Le maire de L’Ancienne-Lorette Émile Loranger comparaîtra devant le tribunal administratif la semaine du 8 au 12 juillet.

Cinq jours d’audiences pour le maire Loranger

La Commission municipale du Québec a retenu cinq jours d’audiences pour faire la lumière sur les manquements allégués au code d’éthique et de déontologie du maire de L’Ancienne-Lorette, Émile Loranger.

Sur le site Internet de la Commission, on peut voir que le maire comparaîtra devant le tribunal administratif la semaine du 8 au 12 juillet dans une salle du palais de justice de Québec. Émile Loranger doit répondre à 14 manquements qui lui sont reprochés.

La ministre des Affaires municipales, Andrée Laforest, avait demandé à la CMQ le 12 décembre d’ouvrir une enquête au lendemain d’un conseil municipal houleux à L’Ancienne-Lorette. Le maire avait tranché en votant contre une proposition qui aurait permis à cette même commission de faire enquête sur la plainte de harcèlement psychologique déposée contre lui au printemps 2018.

La ministre avait alors évoqué des «agissements assez particuliers» du maire depuis 2016.

==========

■ **Mise en pratique**
**a.** Restituez mot pour mot le passage du texte sur le maire Loranger qui commence par « La Commission municipale » et se poursuit jusqu'à « au printemps 2018. ».
**b.** Prolongez le texte sur les audiences du maire Loranger en reprenant là où il s'arrête.
Le matériel présenté ensuite n'est pas nécessaire.

==========

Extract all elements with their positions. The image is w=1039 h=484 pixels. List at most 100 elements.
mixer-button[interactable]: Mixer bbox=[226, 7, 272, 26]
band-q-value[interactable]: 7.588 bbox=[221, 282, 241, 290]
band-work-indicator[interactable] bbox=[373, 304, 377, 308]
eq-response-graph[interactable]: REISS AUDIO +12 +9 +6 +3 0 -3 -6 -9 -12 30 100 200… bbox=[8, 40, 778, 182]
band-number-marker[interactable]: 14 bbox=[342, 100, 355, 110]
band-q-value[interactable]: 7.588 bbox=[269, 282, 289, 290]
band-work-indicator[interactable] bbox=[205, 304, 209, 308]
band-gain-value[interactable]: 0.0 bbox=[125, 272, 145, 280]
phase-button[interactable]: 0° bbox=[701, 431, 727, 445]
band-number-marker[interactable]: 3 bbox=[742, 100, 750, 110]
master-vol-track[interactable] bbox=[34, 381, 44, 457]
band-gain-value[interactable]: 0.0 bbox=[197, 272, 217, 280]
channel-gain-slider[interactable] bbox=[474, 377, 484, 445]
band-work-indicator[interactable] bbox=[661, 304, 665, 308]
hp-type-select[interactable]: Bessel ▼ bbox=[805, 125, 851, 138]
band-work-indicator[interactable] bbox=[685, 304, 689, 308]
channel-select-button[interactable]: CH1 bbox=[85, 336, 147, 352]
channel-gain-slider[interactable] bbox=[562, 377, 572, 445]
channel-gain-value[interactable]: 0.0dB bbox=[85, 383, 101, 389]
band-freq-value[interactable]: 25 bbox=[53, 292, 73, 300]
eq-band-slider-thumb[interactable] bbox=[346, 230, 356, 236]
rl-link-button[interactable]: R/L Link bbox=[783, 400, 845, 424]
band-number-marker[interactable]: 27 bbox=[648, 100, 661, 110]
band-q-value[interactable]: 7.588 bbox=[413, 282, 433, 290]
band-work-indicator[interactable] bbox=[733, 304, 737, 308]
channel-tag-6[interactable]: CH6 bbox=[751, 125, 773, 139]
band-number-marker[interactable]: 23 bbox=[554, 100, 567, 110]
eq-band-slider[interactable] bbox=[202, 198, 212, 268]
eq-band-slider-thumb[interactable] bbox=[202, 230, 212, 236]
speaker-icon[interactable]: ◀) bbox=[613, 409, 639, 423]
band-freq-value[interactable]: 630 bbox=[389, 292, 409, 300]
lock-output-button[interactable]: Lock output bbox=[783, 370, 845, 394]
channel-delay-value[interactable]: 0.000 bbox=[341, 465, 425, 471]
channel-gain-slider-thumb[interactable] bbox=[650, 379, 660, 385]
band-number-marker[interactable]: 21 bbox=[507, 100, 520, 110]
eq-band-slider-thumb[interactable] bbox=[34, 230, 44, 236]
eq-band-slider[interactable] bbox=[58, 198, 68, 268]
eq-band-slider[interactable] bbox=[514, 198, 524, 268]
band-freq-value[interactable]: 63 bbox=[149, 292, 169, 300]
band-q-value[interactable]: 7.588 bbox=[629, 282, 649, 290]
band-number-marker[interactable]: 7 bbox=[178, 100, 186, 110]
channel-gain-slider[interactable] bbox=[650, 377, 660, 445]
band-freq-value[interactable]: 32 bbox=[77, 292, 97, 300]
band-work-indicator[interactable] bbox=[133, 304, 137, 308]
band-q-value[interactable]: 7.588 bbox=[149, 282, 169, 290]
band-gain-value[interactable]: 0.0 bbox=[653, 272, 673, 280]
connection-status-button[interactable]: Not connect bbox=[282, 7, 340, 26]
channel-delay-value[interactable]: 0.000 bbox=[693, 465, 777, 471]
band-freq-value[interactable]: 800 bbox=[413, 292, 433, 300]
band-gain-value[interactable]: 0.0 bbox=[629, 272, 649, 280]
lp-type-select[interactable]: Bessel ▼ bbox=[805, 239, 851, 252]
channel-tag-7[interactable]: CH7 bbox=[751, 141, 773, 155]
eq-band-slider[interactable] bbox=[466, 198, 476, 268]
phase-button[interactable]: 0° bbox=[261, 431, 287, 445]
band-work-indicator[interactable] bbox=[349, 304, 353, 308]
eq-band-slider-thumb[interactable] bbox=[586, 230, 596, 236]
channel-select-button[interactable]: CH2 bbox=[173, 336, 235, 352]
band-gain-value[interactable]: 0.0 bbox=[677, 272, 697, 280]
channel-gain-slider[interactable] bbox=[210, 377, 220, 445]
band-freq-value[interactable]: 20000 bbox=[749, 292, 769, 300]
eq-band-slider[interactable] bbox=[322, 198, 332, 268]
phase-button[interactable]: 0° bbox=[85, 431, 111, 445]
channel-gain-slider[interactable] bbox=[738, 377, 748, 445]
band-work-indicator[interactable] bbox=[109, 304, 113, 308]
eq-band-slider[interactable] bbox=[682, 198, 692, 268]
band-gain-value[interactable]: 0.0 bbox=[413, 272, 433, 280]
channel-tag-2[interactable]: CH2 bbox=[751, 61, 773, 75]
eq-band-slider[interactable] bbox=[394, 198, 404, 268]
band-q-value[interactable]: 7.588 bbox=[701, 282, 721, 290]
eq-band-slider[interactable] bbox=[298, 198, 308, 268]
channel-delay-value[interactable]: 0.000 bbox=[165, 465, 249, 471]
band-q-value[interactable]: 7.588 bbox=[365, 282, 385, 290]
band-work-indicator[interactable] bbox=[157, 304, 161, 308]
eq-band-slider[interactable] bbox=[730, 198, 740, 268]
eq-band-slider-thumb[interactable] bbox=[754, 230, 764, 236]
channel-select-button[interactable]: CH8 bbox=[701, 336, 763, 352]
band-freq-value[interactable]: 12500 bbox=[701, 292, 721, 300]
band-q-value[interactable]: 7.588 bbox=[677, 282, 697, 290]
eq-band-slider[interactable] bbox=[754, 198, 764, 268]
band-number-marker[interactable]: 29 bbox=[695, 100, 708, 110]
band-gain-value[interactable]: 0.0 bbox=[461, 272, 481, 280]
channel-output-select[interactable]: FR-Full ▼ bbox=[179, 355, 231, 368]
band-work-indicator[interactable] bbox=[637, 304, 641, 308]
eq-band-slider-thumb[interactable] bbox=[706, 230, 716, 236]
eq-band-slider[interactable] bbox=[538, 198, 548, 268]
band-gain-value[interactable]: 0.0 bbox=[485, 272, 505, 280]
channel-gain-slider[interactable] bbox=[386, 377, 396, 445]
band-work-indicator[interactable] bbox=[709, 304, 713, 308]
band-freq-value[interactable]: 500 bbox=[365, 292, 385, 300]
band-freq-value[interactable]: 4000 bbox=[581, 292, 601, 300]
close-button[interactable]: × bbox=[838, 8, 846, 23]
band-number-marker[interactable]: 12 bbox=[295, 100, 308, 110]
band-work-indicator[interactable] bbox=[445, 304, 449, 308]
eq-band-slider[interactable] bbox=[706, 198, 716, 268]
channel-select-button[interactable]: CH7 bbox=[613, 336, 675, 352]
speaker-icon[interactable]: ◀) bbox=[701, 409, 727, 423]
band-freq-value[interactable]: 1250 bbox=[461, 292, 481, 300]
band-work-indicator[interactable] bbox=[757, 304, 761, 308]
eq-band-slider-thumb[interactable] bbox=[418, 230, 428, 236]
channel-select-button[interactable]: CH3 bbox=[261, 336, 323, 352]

==========

■ **Résultats des tâches**
**a.**
La Commission municipale du Québec a retenu cinq jours d’audiences pour faire la lumière sur les manquements allégués au code d’éthique et de déontologie du maire de L’Ancienne-Lorette, Émile Loranger.

Sur le site Internet de la Commission, on peut voir que le maire comparaîtra devant le tribunal administratif la semaine du 8 au 12 juillet dans une salle du palais de justice de Québec. Émile Loranger doit répondre à 14 manquements qui lui sont reprochés.

La ministre des Affaires municipales, Andrée Laforest, avait demandé à la CMQ le 12 décembre d’ouvrir une enquête au lendemain d’un conseil municipal houleux à L’Ancienne-Lorette. Le maire avait tranché en votant contre une proposition qui aurait permis à cette même commission de faire enquête sur la plainte de harcèlement psychologique déposée contre lui au printemps 2018.

**b.**
On se rappelle que M. Loranger avait précédemment fait les manchettes pour un prêt de 55 000 $ octroyé au député de La Peltrie, Éric Caire, et à son ex-conjointe, Marie-Ève Lemay, aussi cheffe de cabinet du maire Loranger. 

Deux évènements

L’an passé, on apprenait que Mme Lemay avait déposé une plainte pour harcèlement psychologique contre le maire auprès de la Commission des normes, de l’équité, de la santé et de la sécurité du travail. Un règlement à l’amiable est intervenu à l’automne en échange de 196 000 $.

Des 14 manquements inscrits sur l’acte de dénonciation, dix concernent le vote du 11 décembre. Parmi eux, la commission reproche au maire d’avoir été en conflit d’intérêts en participant au vote, de ne pas s’être comporté de manière à préserver et à améliorer l’image et le statut de la Ville et de ne pas avoir développé des attitudes et des comportements favorisant des communications transparentes, franches et honnêtes.

Les quatre autres manquements remontent en novembre 2018. Il aurait alors tenté d’influencer la décision des conseillers André Laliberté et Josée Ossio sur les démarches entreprises par la Ville, demandant une enquête le concernant. Ces discussions ont eu lieu lors de repas au restaurant Rascal, payé par le maire avec la carte de crédit fournie par la Ville.

S’il y avait manquements, M. Loranger s’expose à une sanction, allant de la réprimande à la suspension pour un maximum de 90 jours. La commission n’a pas le pouvoir de le démettre de ses fonctions.